Exactly reproduce each line of the listing that follows.

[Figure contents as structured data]
** START **

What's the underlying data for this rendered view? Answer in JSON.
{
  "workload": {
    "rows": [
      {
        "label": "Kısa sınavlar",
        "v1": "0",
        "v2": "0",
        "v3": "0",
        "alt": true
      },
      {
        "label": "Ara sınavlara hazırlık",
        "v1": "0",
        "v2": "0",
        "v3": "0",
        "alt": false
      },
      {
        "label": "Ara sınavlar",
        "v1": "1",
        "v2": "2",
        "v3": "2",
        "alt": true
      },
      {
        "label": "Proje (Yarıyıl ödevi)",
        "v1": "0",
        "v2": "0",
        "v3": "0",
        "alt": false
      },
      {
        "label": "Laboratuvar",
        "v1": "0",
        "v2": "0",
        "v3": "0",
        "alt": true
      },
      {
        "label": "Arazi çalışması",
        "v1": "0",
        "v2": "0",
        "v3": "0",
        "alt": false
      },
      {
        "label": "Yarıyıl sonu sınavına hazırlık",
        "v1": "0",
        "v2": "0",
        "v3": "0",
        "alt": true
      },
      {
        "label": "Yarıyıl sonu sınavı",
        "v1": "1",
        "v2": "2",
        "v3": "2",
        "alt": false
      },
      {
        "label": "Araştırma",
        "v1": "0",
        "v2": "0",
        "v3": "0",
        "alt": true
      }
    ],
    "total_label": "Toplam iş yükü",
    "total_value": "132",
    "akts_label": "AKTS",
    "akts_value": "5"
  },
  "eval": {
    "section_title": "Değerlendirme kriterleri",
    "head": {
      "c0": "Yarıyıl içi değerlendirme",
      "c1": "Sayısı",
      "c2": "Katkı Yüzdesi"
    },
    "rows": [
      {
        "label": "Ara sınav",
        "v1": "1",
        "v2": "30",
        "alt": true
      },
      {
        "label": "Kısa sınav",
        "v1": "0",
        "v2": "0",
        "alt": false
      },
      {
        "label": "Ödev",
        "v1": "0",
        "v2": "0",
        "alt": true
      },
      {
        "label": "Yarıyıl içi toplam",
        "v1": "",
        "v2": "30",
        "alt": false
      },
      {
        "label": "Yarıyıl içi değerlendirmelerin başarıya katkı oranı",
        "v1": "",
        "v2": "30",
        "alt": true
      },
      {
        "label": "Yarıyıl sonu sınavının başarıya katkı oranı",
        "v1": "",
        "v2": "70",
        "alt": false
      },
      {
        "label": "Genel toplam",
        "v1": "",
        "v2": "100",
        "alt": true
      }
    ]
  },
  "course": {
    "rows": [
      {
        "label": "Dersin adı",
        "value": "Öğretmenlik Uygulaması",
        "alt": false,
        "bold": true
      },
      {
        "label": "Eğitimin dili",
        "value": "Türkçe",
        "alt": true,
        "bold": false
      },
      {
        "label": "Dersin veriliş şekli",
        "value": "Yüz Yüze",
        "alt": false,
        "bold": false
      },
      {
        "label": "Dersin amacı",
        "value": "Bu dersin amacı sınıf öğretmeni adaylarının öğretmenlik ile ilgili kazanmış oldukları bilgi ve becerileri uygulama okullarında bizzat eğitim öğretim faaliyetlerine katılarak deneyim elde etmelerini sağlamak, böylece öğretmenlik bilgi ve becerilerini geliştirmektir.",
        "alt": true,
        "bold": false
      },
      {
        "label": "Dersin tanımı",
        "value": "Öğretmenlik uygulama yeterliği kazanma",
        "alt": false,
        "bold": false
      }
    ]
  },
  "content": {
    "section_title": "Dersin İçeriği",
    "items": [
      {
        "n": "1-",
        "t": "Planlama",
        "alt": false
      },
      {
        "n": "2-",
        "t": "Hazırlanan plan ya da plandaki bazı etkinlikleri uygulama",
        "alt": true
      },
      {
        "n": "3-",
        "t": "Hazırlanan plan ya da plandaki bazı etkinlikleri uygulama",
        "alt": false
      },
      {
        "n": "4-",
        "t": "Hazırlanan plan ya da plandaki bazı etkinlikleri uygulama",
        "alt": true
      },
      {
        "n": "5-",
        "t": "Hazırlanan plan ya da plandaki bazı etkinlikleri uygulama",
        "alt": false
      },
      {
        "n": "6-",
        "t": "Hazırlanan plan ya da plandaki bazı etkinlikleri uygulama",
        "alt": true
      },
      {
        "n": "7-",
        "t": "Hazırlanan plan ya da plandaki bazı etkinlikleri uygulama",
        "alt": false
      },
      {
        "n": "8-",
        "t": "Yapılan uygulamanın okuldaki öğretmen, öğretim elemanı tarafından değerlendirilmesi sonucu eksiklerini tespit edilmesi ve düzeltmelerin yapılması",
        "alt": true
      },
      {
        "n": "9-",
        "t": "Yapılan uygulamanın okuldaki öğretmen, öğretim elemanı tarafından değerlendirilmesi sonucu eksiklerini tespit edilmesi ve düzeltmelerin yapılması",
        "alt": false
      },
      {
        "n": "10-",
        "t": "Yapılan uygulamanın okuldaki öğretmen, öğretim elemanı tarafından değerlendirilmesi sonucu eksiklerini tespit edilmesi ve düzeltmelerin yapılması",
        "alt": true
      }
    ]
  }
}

** END **

Solution below:
What's the underlying data for this rendered view? Answer in JSON.
{
  "workload": {
    "rows": [
      {
        "label": "Kısa sınavlar",
        "v1": "0",
        "v2": "0",
        "v3": "0",
        "alt": true
      },
      {
        "label": "Ara sınavlara hazırlık",
        "v1": "0",
        "v2": "0",
        "v3": "0",
        "alt": false
      },
      {
        "label": "Ara sınavlar",
        "v1": "1",
        "v2": "2",
        "v3": "2",
        "alt": true
      },
      {
        "label": "Proje (Yarıyıl ödevi)",
        "v1": "0",
        "v2": "0",
        "v3": "0",
        "alt": false
      },
      {
        "label": "Laboratuvar",
        "v1": "0",
        "v2": "0",
        "v3": "0",
        "alt": true
      },
      {
        "label": "Arazi çalışması",
        "v1": "0",
        "v2": "0",
        "v3": "0",
        "alt": false
      },
      {
        "label": "Yarıyıl sonu sınavına hazırlık",
        "v1": "0",
        "v2": "0",
        "v3": "0",
        "alt": true
      },
      {
        "label": "Yarıyıl sonu sınavı",
        "v1": "1",
        "v2": "2",
        "v3": "2",
        "alt": false
      },
      {
        "label": "Araştırma",
        "v1": "0",
        "v2": "0",
        "v3": "0",
        "alt": true
      }
    ],
    "total_label": "Toplam iş yükü",
    "total_value": "132",
    "akts_label": "AKTS",
    "akts_value": "5"
  },
  "eval": {
    "section_title": "Değerlendirme kriterleri",
    "head": {
      "c0": "Yarıyıl içi değerlendirme",
      "c1": "Sayısı",
      "c2": "Katkı Yüzdesi"
    },
    "rows": [
      {
        "label": "Ara sınav",
        "v1": "1",
        "v2": "30",
        "alt": true
      },
      {
        "label": "Kısa sınav",
        "v1": "0",
        "v2": "0",
        "alt": false
      },
      {
        "label": "Ödev",
        "v1": "0",
        "v2": "0",
        "alt": true
      },
      {
        "label": "Yarıyıl içi toplam",
        "v1": "",
        "v2": "30",
        "alt": false
      },
      {
        "label": "Yarıyıl içi değerlendirmelerin başarıya katkı oranı",
        "v1": "",
        "v2": "30",
        "alt": true
      },
      {
        "label": "Yarıyıl sonu sınavının başarıya katkı oranı",
        "v1": "",
        "v2": "70",
        "alt": false
      },
      {
        "label": "Genel toplam",
        "v1": "",
        "v2": "100",
        "alt": true
      }
    ]
  },
  "course": {
    "rows": [
      {
        "label": "Dersin adı",
        "value": "Öğretmenlik Uygulaması",
        "alt": false,
        "bold": true
      },
      {
        "label": "Eğitimin dili",
        "value": "Türkçe",
        "alt": true,
        "bold": false
      },
      {
        "label": "Dersin veriliş şekli",
        "value": "Yüz Yüze",
        "alt": false,
        "bold": false
      },
      {
        "label": "Dersin amacı",
        "value": "Bu dersin amacı sınıf öğretmeni adaylarının öğretmenlik ile ilgili kazanmış oldukları bilgi ve becerileri uygulama okullarında bizzat eğitim öğretim faaliyetlerine katılarak deneyim elde etmelerini sağlamak, böylece öğretmenlik bilgi ve becerilerini geliştirmektir.",
        "alt": true,
        "bold": false
      },
      {
        "label": "Dersin tanımı",
        "value": "Öğretmenlik uygulama yeterliği kazanma",
        "alt": false,
        "bold": false
      }
    ]
  },
  "content": {
    "section_title": "Dersin İçeriği",
    "items": [
      {
        "n": "1-",
        "t": "Planlama",
        "alt": false
      },
      {
        "n": "2-",
        "t": "Hazırlanan plan ya da plandaki bazı etkinlikleri uygulama",
        "alt": true
      },
      {
        "n": "3-",
        "t": "Hazırlanan plan ya da plandaki bazı etkinlikleri uygulama",
        "alt": false
      },
      {
        "n": "4-",
        "t": "Hazırlanan plan ya da plandaki bazı etkinlikleri uygulama",
        "alt": true
      },
      {
        "n": "5-",
        "t": "Hazırlanan plan ya da plandaki bazı etkinlikleri uygulama",
        "alt": false
      },
      {
        "n": "6-",
        "t": "Hazırlanan plan ya da plandaki bazı etkinlikleri uygulama",
        "alt": true
      },
      {
        "n": "7-",
        "t": "Hazırlanan plan ya da plandaki bazı etkinlikleri uygulama",
        "alt": false
      },
      {
        "n": "8-",
        "t": "Yapılan uygulamanın okuldaki öğretmen, öğretim elemanı tarafından değerlendirilmesi sonucu eksiklerini tespit edilmesi ve düzeltmelerin yapılması",
        "alt": true
      },
      {
        "n": "9-",
        "t": "Yapılan uygulamanın okuldaki öğretmen, öğretim elemanı tarafından değerlendirilmesi sonucu eksiklerini tespit edilmesi ve düzeltmelerin yapılması",
        "alt": false
      },
      {
        "n": "10-",
        "t": "Yapılan uygulamanın okuldaki öğretmen, öğretim elemanı tarafından değerlendirilmesi sonucu eksiklerini tespit edilmesi ve düzeltmelerin yapılması",
        "alt": true
      }
    ]
  }
}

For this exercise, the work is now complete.